THE TASKS >>
1. List the usernames of everyone who posted in the home theater thread, in the order their posts appear.
2. From the home theater thread, extract the stretch from "- My wall is" through "for speaker placement.", word for word.

READING TEXT >>
※

# New Home Theater. Few Questions.



## jflanden (Apr 22, 2013)

*First time Home Theater. Just want to make sure I'm doing it right. Any suggestions are greatly appreciated.*

- My wall is about 120inches wide. Floor to ceiling is about 90inches. I plan to have a 125inch screen(about 110 inches wide).

- My couch is about 15feet from the wall. The couch is very close to the wall behind it, while sitting my back is about 18 inches from the wall behind. Left side of couch is against a wall, fitted in the corner. To the right side of couch there is no wall and there cannot be any speakers to the right of the couch. So the wall behind the couch is the only option for speaker placement.

-I have a Panasonic 8000.

*1.* With my couch being so close to the wall behind me, is it worth it to invest in a 5.1 surround sound? Would a 3.1 speaker system be more ideal for a 120inch wide wall or would just a 2.1 be better?

*2.* Any suggestions for a great speaker setup in my situation for less than $500?

*3.* Any suggestions for an as cheap as possible *AVR* that I could 
-wirelessly stream my computer through to my projector screen
-support my speaker setup
-allow multiple HDMI plugins for video game consoles


Thanks.


----------



## JQueen (Jan 11, 2012)

Is that 500 for speakers only or does that include the AVR


----------



## redsandvb (Dec 2, 2009)

What ^^^they^^^ said...$500 for what?

If you're looking for cheap as possible, maybe a factory refurbished AVR from http://www.accessories4less.com/ would do? Or used?

Many should do for speakers & HDMI (depending on the number you want), but I'm not sure they can do wireless display stuff...


----------



## bkeeler10 (Mar 26, 2008)

Here's a thought. A screen that is nearly as wide as the room doesn't allow for much flexibility in speaker placement. Rarely is it good to have your speakers right up against the walls to their sides or to their rears.

Same situation applies to your seating position. Sitting up against any room boundary will usually cause bass problems that are difficult to overcome.

So here's what I would do. Start with a smaller screen (say 90 - 95 inches wide). Then, move your seating position a few feet away from the back wall. This will get you closer to the screen and maintain the same ratio of distance versus screen size so it will feel equally immersive. Then you'll have the same visual experience and likely a better audio experience ( or one that is easier to equalize if necessary).

※

DATA EXTRACT >>
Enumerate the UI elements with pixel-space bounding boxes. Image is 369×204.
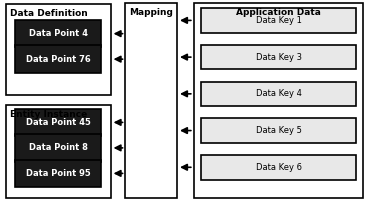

※

TASK-BY-TASK ANSWERS >>
1. jflanden, JQueen, redsandvb, bkeeler10

2.
- My wall is about 120inches wide. Floor to ceiling is about 90inches. I plan to have a 125inch screen(about 110 inches wide).

- My couch is about 15feet from the wall. The couch is very close to the wall behind it, while sitting my back is about 18 inches from the wall behind. Left side of couch is against a wall, fitted in the corner. To the right side of couch there is no wall and there cannot be any speakers to the right of the couch. So the wall behind the couch is the only option for speaker placement.